## Set task
Give back each entry unchanged, minus pictures.

## Data records
☆ ☆ ☆ ☆ ☆ ☆ ☆

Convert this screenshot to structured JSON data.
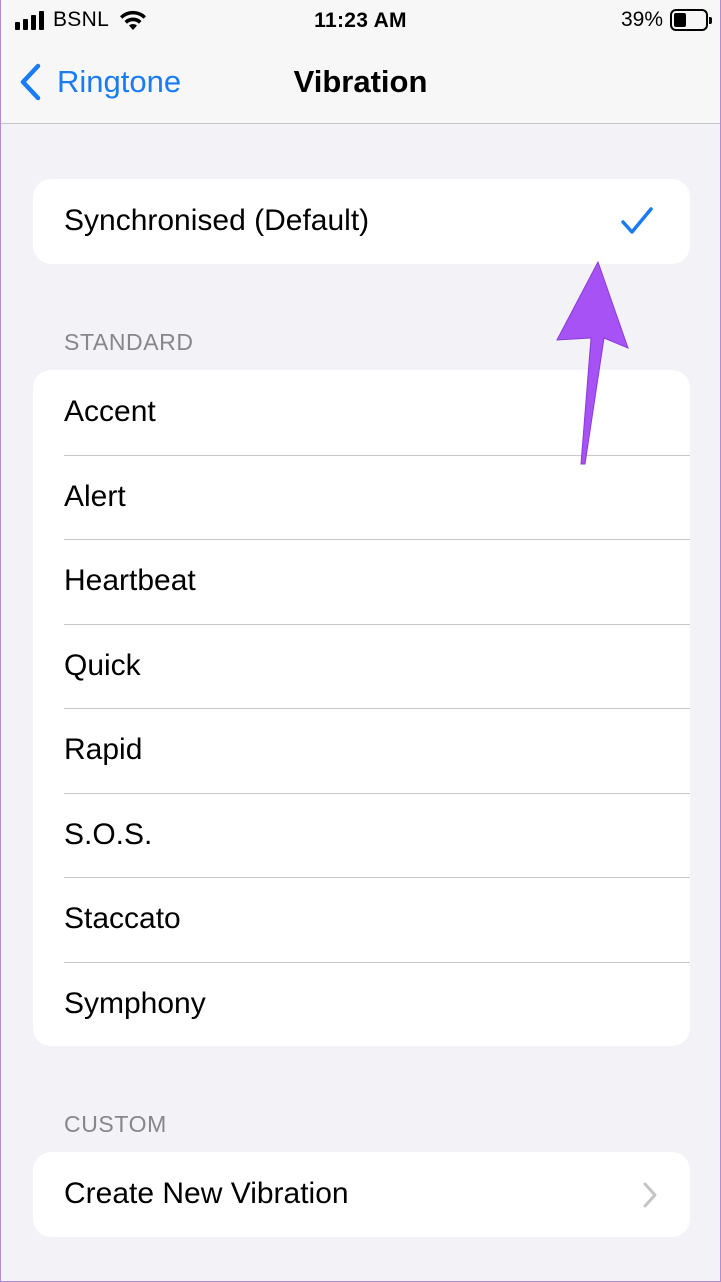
{
  "status_bar": {
    "carrier": "BSNL",
    "time": "11:23 AM",
    "battery_percent": "39%",
    "battery_level": 0.39,
    "icons": [
      "signal-icon",
      "wifi-icon",
      "battery-icon"
    ]
  },
  "nav": {
    "back_label": "Ringtone",
    "title": "Vibration",
    "accent_color": "#1a7cf5"
  },
  "default_option": {
    "label": "Synchronised (Default)",
    "selected": true
  },
  "standard": {
    "header": "STANDARD",
    "items": [
      {
        "label": "Accent"
      },
      {
        "label": "Alert"
      },
      {
        "label": "Heartbeat"
      },
      {
        "label": "Quick"
      },
      {
        "label": "Rapid"
      },
      {
        "label": "S.O.S."
      },
      {
        "label": "Staccato"
      },
      {
        "label": "Symphony"
      }
    ]
  },
  "custom": {
    "header": "CUSTOM",
    "create_label": "Create New Vibration"
  },
  "annotation": {
    "arrow_color": "#a652f5"
  }
}
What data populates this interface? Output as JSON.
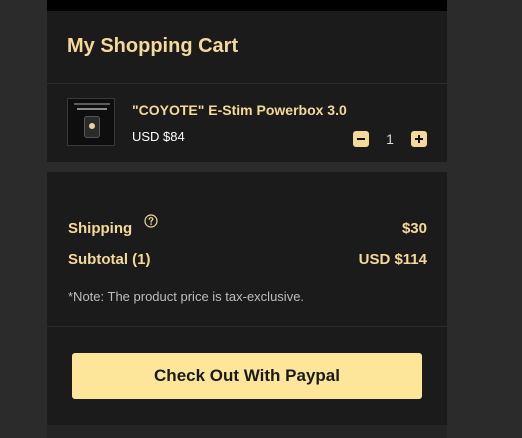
{
  "cart": {
    "title": "My Shopping Cart"
  },
  "item": {
    "name": "\"COYOTE\" E-Stim Powerbox 3.0",
    "price": "USD $84",
    "quantity": "1",
    "minus_icon": "minus-icon",
    "plus_icon": "plus-icon"
  },
  "summary": {
    "shipping_label": "Shipping",
    "shipping_value": "$30",
    "help_icon": "question-circle-icon",
    "subtotal_label": "Subtotal (1)",
    "subtotal_value": "USD $114",
    "note": "*Note: The product price is tax-exclusive."
  },
  "checkout": {
    "label": "Check Out With Paypal"
  },
  "colors": {
    "accent": "#f5d999",
    "button": "#fde69a",
    "panel": "#1b1b1b",
    "background": "#2b2b2b"
  }
}
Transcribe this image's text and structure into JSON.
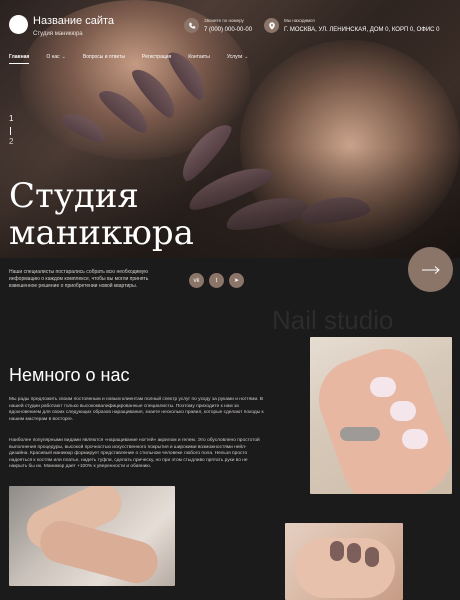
{
  "header": {
    "site_name": "Название сайта",
    "site_sub": "Студия маникюра",
    "phone_label": "Звоните по номеру",
    "phone_value": "7 (000) 000-00-00",
    "address_label": "Мы находимся",
    "address_value": "Г. МОСКВА, УЛ. ЛЕНИНСКАЯ, ДОМ 0, КОРП 0, ОФИС 0"
  },
  "nav": {
    "items": [
      {
        "label": "Главная",
        "caret": false
      },
      {
        "label": "О нас",
        "caret": true
      },
      {
        "label": "Вопросы и ответы",
        "caret": false
      },
      {
        "label": "Регистрация",
        "caret": false
      },
      {
        "label": "Контакты",
        "caret": false
      },
      {
        "label": "Услуги",
        "caret": true
      }
    ],
    "caret_glyph": "⌄"
  },
  "hero": {
    "slide_current": "1",
    "slide_total": "2",
    "title_line1": "Студия",
    "title_line2": "маникюра"
  },
  "intro": {
    "text": "Наши специалисты постарались собрать всю необходимую информацию о каждом комплексе, чтобы вы могли принять взвешенное решение о приобретении новой квартиры."
  },
  "social": {
    "icons": [
      "vk-icon",
      "twitter-icon",
      "telegram-icon"
    ],
    "glyphs": [
      "vk",
      "t",
      "➤"
    ]
  },
  "watermark": "Nail studio",
  "about": {
    "title": "Немного о нас",
    "p1": "Мы рады предложить своим постоянным и новым клиентам полный спектр услуг по уходу за руками и ногтями. В нашей студии работают только высококвалифицированные специалисты. Поэтому приходите к нам за вдохновением для своих следующих образов наращивания, знаете несколько правил, которые сделают походы к нашим мастерам в восторге.",
    "p2": "Наиболее популярными видами являются «наращивание ногтей» акрилом и гелем. Это обусловлено простотой выполнения процедуры, высокой прочностью искусственного покрытия и широкими возможностями нейл-дизайна. Красивый маникюр формирует представление о стильном человеке любого пола. Нельзя просто надеяться к костям или платье, надеть туфли, сделать прическу, но при этом стыдливо прятать руки во не накрыть бы их. Маникюр дает +100% к уверенности и обаянию."
  },
  "colors": {
    "accent": "#8b7468",
    "background": "#1b1b1b"
  }
}
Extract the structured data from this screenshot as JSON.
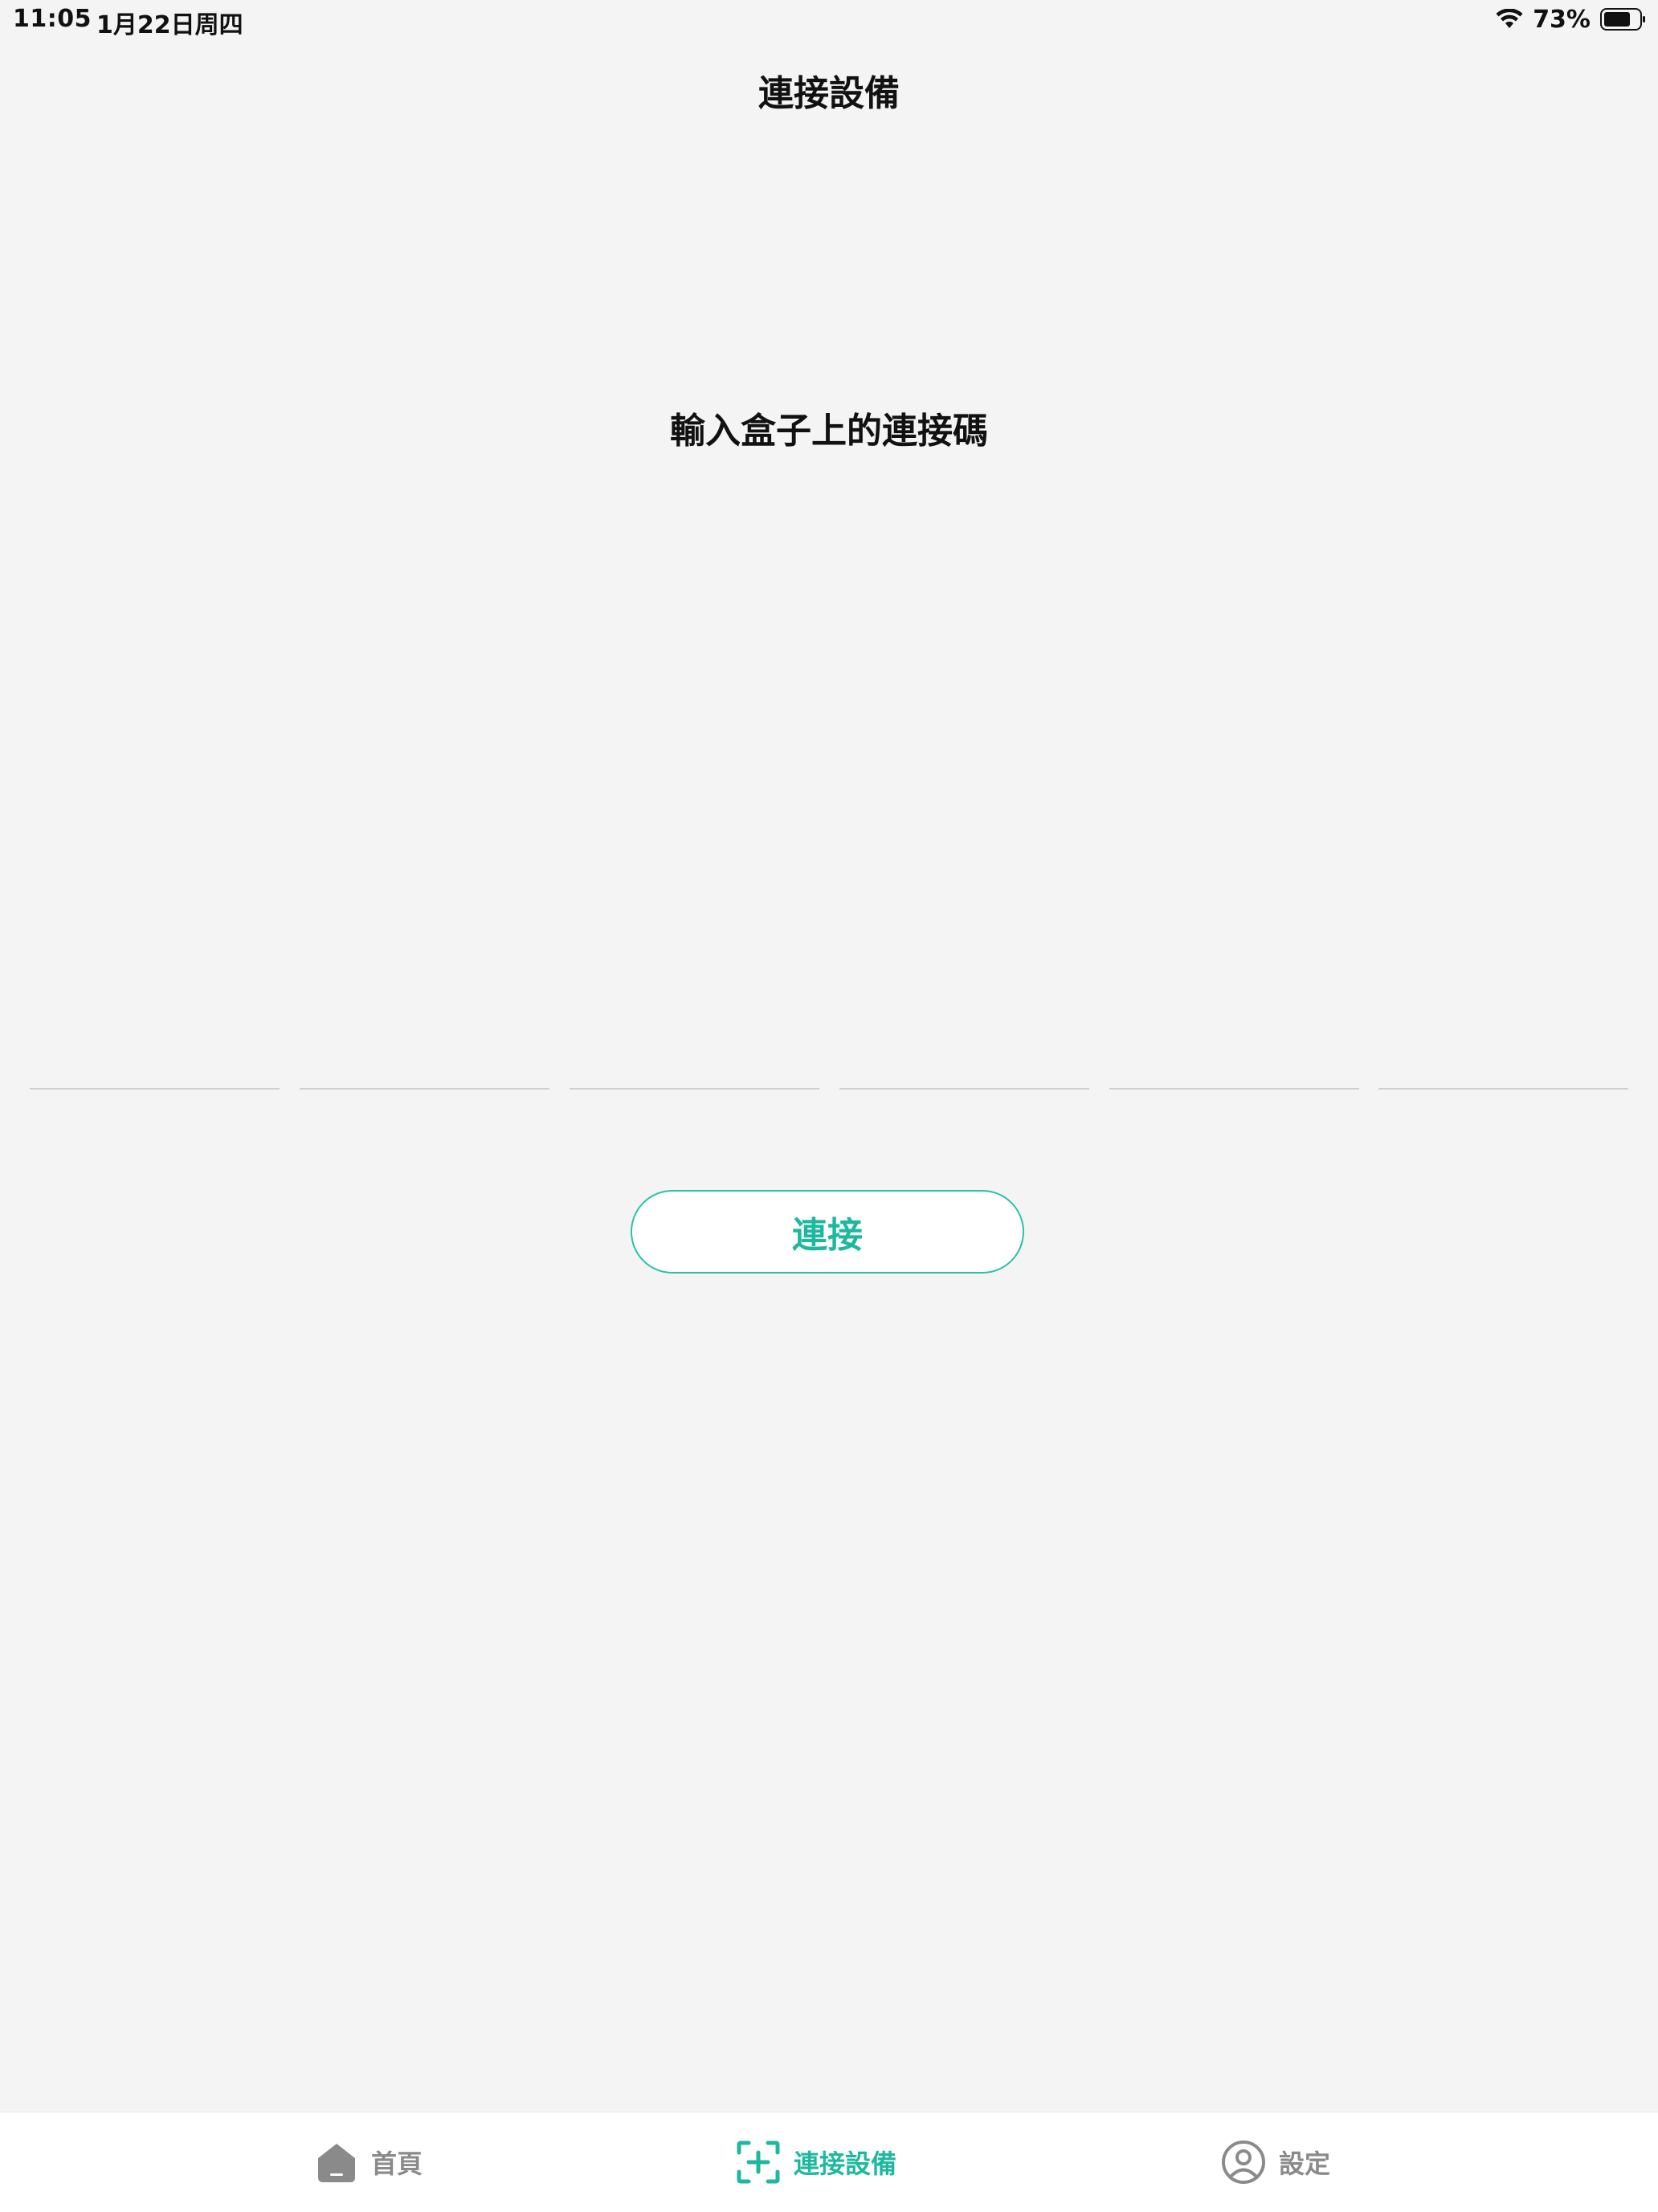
{
  "status_bar": {
    "time": "11:05",
    "date": "1月22日周四",
    "battery": "73%"
  },
  "nav": {
    "title": "連接設備"
  },
  "main": {
    "prompt": "輸入盒子上的連接碼",
    "code_slots": [
      "",
      "",
      "",
      "",
      "",
      ""
    ],
    "connect_label": "連接"
  },
  "tab_bar": {
    "items": [
      {
        "label": "首頁",
        "icon": "home-icon",
        "active": false
      },
      {
        "label": "連接設備",
        "icon": "scan-add-icon",
        "active": true
      },
      {
        "label": "設定",
        "icon": "user-icon",
        "active": false
      }
    ]
  },
  "colors": {
    "accent": "#1fb89f",
    "background": "#f4f4f4",
    "inactive": "#8a8a8a"
  }
}
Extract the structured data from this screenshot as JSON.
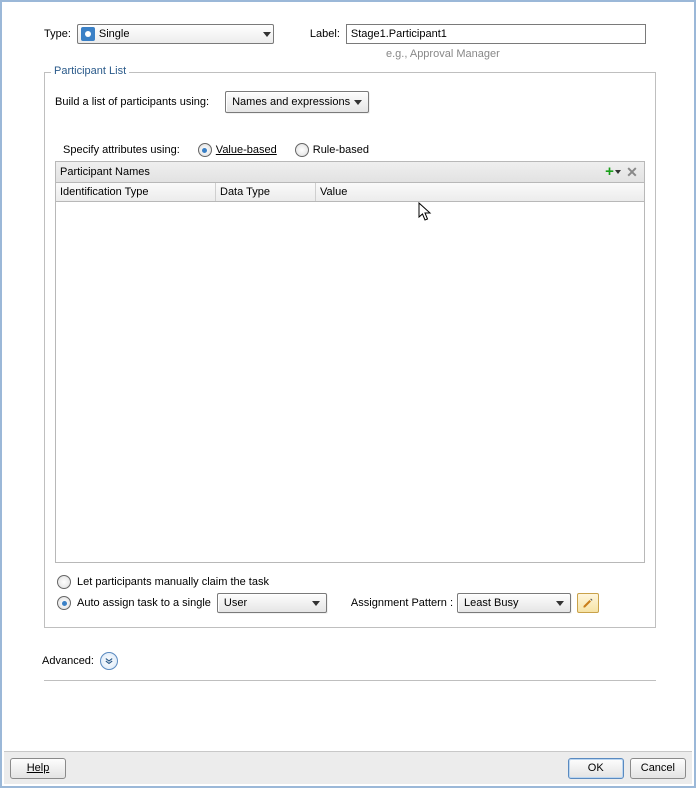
{
  "top": {
    "type_label": "Type:",
    "type_value": "Single",
    "label_label": "Label:",
    "label_value": "Stage1.Participant1",
    "label_hint": "e.g., Approval Manager"
  },
  "participant_list": {
    "legend": "Participant List",
    "build_label": "Build a list of participants using:",
    "build_value": "Names and expressions",
    "spec_label": "Specify attributes using:",
    "radio_value": "Value-based",
    "radio_rule": "Rule-based",
    "table_title": "Participant Names",
    "col_id": "Identification Type",
    "col_dt": "Data Type",
    "col_val": "Value",
    "claim_label": "Let participants manually claim the task",
    "auto_label": "Auto assign task to a single",
    "auto_value": "User",
    "assignment_pattern_label": "Assignment Pattern :",
    "assignment_pattern_value": "Least Busy"
  },
  "advanced_label": "Advanced:",
  "buttons": {
    "help": "Help",
    "ok": "OK",
    "cancel": "Cancel"
  }
}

☆ ☆ ☆ ☆ ☆ ☆ ☆

## Exercise answer
Convert this screenshot to structured JSON data.
{
  "status_bar": {
    "carrier": "BSNL",
    "time": "11:23 AM",
    "battery_percent": "39%",
    "battery_level": 0.39,
    "icons": [
      "signal-icon",
      "wifi-icon",
      "battery-icon"
    ]
  },
  "nav": {
    "back_label": "Ringtone",
    "title": "Vibration",
    "accent_color": "#1a7cf5"
  },
  "default_option": {
    "label": "Synchronised (Default)",
    "selected": true
  },
  "standard": {
    "header": "STANDARD",
    "items": [
      {
        "label": "Accent"
      },
      {
        "label": "Alert"
      },
      {
        "label": "Heartbeat"
      },
      {
        "label": "Quick"
      },
      {
        "label": "Rapid"
      },
      {
        "label": "S.O.S."
      },
      {
        "label": "Staccato"
      },
      {
        "label": "Symphony"
      }
    ]
  },
  "custom": {
    "header": "CUSTOM",
    "create_label": "Create New Vibration"
  },
  "annotation": {
    "arrow_color": "#a652f5"
  }
}
What data populates this interface? Output as JSON.
{
  "cart": {
    "title": "My Shopping Cart"
  },
  "item": {
    "name": "\"COYOTE\" E-Stim Powerbox 3.0",
    "price": "USD $84",
    "quantity": "1",
    "minus_icon": "minus-icon",
    "plus_icon": "plus-icon"
  },
  "summary": {
    "shipping_label": "Shipping",
    "shipping_value": "$30",
    "help_icon": "question-circle-icon",
    "subtotal_label": "Subtotal (1)",
    "subtotal_value": "USD $114",
    "note": "*Note: The product price is tax-exclusive."
  },
  "checkout": {
    "label": "Check Out With Paypal"
  },
  "colors": {
    "accent": "#f5d999",
    "button": "#fde69a",
    "panel": "#1b1b1b",
    "background": "#2b2b2b"
  }
}
Transcribe this image's text and structure into JSON.
{
  "header": {
    "site_name": "Название сайта",
    "site_sub": "Студия маникюра",
    "phone_label": "Звоните по номеру",
    "phone_value": "7 (000) 000-00-00",
    "address_label": "Мы находимся",
    "address_value": "Г. МОСКВА, УЛ. ЛЕНИНСКАЯ, ДОМ 0, КОРП 0, ОФИС 0"
  },
  "nav": {
    "items": [
      {
        "label": "Главная",
        "caret": false
      },
      {
        "label": "О нас",
        "caret": true
      },
      {
        "label": "Вопросы и ответы",
        "caret": false
      },
      {
        "label": "Регистрация",
        "caret": false
      },
      {
        "label": "Контакты",
        "caret": false
      },
      {
        "label": "Услуги",
        "caret": true
      }
    ],
    "caret_glyph": "⌄"
  },
  "hero": {
    "slide_current": "1",
    "slide_total": "2",
    "title_line1": "Студия",
    "title_line2": "маникюра"
  },
  "intro": {
    "text": "Наши специалисты постарались собрать всю необходимую информацию о каждом комплексе, чтобы вы могли принять взвешенное решение о приобретении новой квартиры."
  },
  "social": {
    "icons": [
      "vk-icon",
      "twitter-icon",
      "telegram-icon"
    ],
    "glyphs": [
      "vk",
      "t",
      "➤"
    ]
  },
  "watermark": "Nail studio",
  "about": {
    "title": "Немного о нас",
    "p1": "Мы рады предложить своим постоянным и новым клиентам полный спектр услуг по уходу за руками и ногтями. В нашей студии работают только высококвалифицированные специалисты. Поэтому приходите к нам за вдохновением для своих следующих образов наращивания, знаете несколько правил, которые сделают походы к нашим мастерам в восторге.",
    "p2": "Наиболее популярными видами являются «наращивание ногтей» акрилом и гелем. Это обусловлено простотой выполнения процедуры, высокой прочностью искусственного покрытия и широкими возможностями нейл-дизайна. Красивый маникюр формирует представление о стильном человеке любого пола. Нельзя просто надеяться к костям или платье, надеть туфли, сделать прическу, но при этом стыдливо прятать руки во не накрыть бы их. Маникюр дает +100% к уверенности и обаянию."
  },
  "colors": {
    "accent": "#8b7468",
    "background": "#1b1b1b"
  }
}
Extract the structured data from this screenshot as JSON.
{
  "status_bar": {
    "time": "11:05",
    "date": "1月22日周四",
    "battery": "73%"
  },
  "nav": {
    "title": "連接設備"
  },
  "main": {
    "prompt": "輸入盒子上的連接碼",
    "code_slots": [
      "",
      "",
      "",
      "",
      "",
      ""
    ],
    "connect_label": "連接"
  },
  "tab_bar": {
    "items": [
      {
        "label": "首頁",
        "icon": "home-icon",
        "active": false
      },
      {
        "label": "連接設備",
        "icon": "scan-add-icon",
        "active": true
      },
      {
        "label": "設定",
        "icon": "user-icon",
        "active": false
      }
    ]
  },
  "colors": {
    "accent": "#1fb89f",
    "background": "#f4f4f4",
    "inactive": "#8a8a8a"
  }
}
Extract the structured data from this screenshot as JSON.
{
  "top": {
    "type_label": "Type:",
    "type_value": "Single",
    "label_label": "Label:",
    "label_value": "Stage1.Participant1",
    "label_hint": "e.g., Approval Manager"
  },
  "participant_list": {
    "legend": "Participant List",
    "build_label": "Build a list of participants using:",
    "build_value": "Names and expressions",
    "spec_label": "Specify attributes using:",
    "radio_value": "Value-based",
    "radio_rule": "Rule-based",
    "table_title": "Participant Names",
    "col_id": "Identification Type",
    "col_dt": "Data Type",
    "col_val": "Value",
    "claim_label": "Let participants manually claim the task",
    "auto_label": "Auto assign task to a single",
    "auto_value": "User",
    "assignment_pattern_label": "Assignment Pattern :",
    "assignment_pattern_value": "Least Busy"
  },
  "advanced_label": "Advanced:",
  "buttons": {
    "help": "Help",
    "ok": "OK",
    "cancel": "Cancel"
  }
}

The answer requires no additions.